◆ **GIVEN TASK**: Search the data for the string "values" and extract every line where it appears.

◆ **RECORDS FOR PROCESSING**:
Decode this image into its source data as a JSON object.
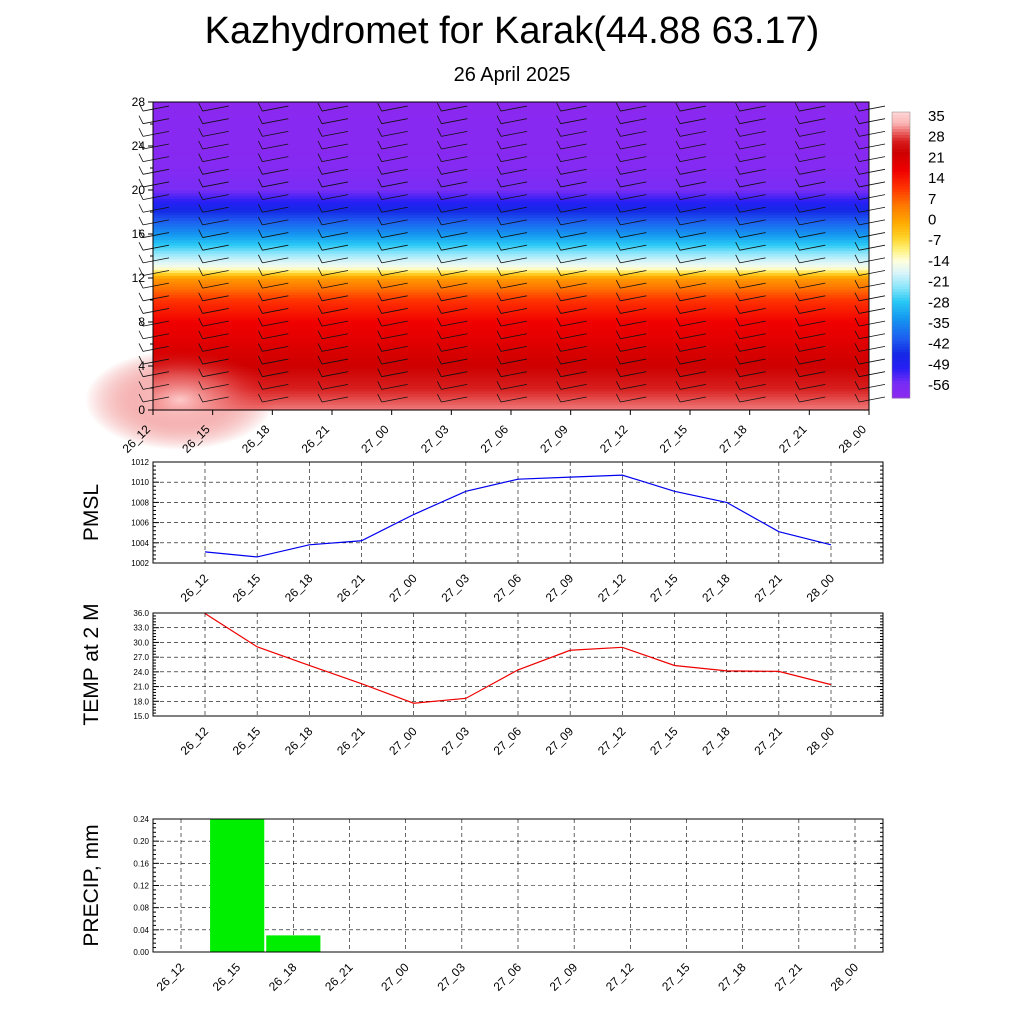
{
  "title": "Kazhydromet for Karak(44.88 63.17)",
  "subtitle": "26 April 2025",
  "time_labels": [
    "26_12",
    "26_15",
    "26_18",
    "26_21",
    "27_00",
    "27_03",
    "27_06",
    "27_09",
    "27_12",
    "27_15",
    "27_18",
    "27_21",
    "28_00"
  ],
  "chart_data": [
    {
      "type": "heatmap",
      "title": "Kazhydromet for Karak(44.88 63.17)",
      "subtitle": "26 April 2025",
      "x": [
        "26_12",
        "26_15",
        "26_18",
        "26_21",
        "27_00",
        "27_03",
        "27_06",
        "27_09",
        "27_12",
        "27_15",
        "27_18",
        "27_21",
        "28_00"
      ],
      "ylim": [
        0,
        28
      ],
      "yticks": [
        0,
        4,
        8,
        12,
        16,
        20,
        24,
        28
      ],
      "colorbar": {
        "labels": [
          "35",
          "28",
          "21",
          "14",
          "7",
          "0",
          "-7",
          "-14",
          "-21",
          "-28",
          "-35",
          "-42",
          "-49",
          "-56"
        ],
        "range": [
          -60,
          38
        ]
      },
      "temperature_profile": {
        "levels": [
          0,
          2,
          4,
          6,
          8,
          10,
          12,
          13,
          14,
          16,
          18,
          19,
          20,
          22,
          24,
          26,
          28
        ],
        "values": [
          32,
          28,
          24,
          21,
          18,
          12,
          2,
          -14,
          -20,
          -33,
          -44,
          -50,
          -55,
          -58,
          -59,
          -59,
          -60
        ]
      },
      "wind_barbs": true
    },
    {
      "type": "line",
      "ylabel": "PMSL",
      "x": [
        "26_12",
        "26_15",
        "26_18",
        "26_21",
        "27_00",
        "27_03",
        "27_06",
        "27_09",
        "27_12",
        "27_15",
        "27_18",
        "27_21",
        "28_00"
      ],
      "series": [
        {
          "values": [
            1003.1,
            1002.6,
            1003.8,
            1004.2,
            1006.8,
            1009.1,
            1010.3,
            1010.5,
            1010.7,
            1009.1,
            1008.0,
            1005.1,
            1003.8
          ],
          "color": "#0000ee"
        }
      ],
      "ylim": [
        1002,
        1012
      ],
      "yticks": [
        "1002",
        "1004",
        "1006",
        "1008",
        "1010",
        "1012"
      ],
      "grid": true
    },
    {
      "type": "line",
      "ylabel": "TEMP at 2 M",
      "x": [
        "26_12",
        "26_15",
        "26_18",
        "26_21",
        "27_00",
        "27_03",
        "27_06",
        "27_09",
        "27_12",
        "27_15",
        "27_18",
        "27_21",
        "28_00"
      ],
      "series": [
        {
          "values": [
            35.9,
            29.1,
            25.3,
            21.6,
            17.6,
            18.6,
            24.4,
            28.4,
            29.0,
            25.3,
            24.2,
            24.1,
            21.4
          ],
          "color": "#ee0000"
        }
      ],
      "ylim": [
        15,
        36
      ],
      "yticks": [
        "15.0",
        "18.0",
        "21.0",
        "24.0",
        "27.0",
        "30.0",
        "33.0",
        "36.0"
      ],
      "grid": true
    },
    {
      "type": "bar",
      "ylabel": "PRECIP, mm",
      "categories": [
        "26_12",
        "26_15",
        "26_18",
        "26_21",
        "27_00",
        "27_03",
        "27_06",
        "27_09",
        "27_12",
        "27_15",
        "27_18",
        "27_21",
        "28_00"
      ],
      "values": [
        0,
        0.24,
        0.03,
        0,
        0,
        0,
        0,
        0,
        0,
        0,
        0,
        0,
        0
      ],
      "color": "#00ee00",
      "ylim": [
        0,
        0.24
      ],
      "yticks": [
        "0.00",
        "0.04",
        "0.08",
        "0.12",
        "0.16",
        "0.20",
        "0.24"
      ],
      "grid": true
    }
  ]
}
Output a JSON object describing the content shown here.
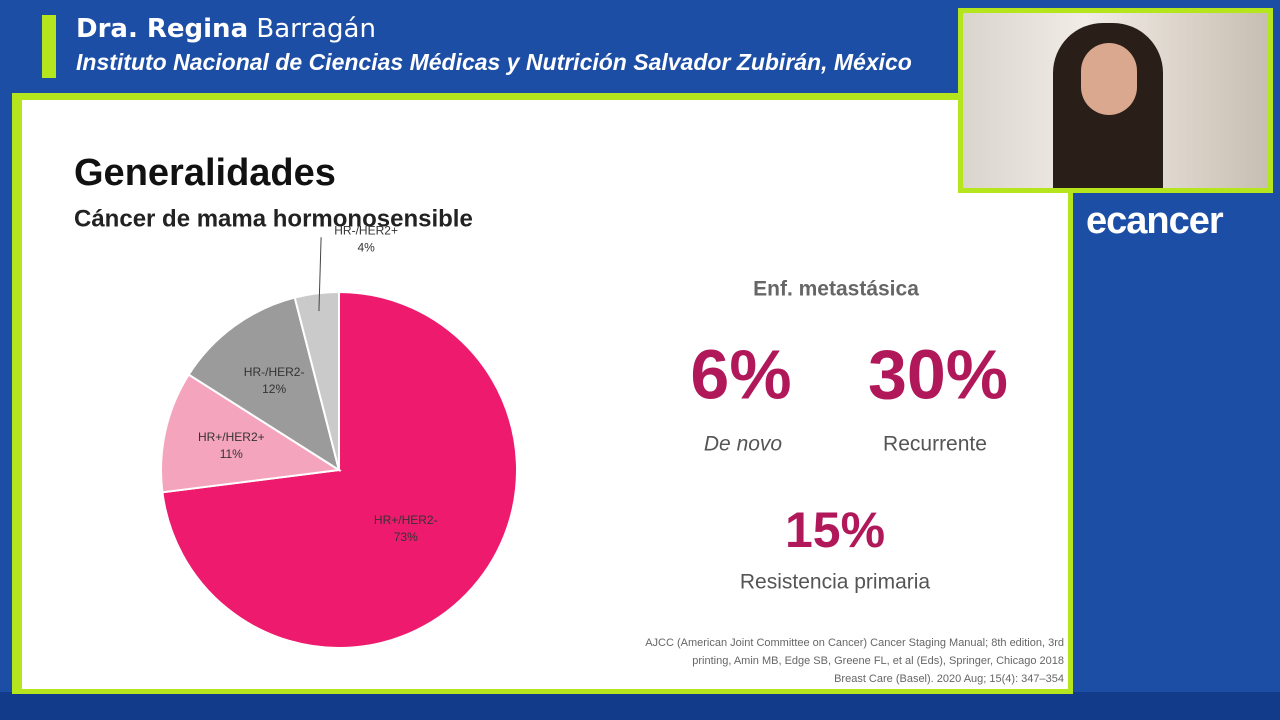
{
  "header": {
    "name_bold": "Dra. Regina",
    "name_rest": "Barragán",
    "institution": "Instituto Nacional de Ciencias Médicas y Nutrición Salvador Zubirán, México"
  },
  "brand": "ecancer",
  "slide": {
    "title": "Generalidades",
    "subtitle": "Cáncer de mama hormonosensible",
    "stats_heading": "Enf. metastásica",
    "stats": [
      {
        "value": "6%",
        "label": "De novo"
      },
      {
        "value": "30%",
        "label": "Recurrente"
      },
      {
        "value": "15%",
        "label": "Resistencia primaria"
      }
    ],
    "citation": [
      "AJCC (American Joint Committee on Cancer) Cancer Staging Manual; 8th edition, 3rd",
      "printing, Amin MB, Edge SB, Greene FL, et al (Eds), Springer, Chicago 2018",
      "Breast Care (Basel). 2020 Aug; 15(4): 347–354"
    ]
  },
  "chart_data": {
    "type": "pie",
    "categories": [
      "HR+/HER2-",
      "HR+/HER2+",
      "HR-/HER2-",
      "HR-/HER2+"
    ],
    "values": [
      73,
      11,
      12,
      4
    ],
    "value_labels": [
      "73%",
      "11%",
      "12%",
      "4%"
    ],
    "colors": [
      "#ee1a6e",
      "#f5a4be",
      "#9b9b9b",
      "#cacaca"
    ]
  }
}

◆ **CORRECT OUTPUT**:
        "values": [
          "values": [
          "values": [
      "values": [
    "values": [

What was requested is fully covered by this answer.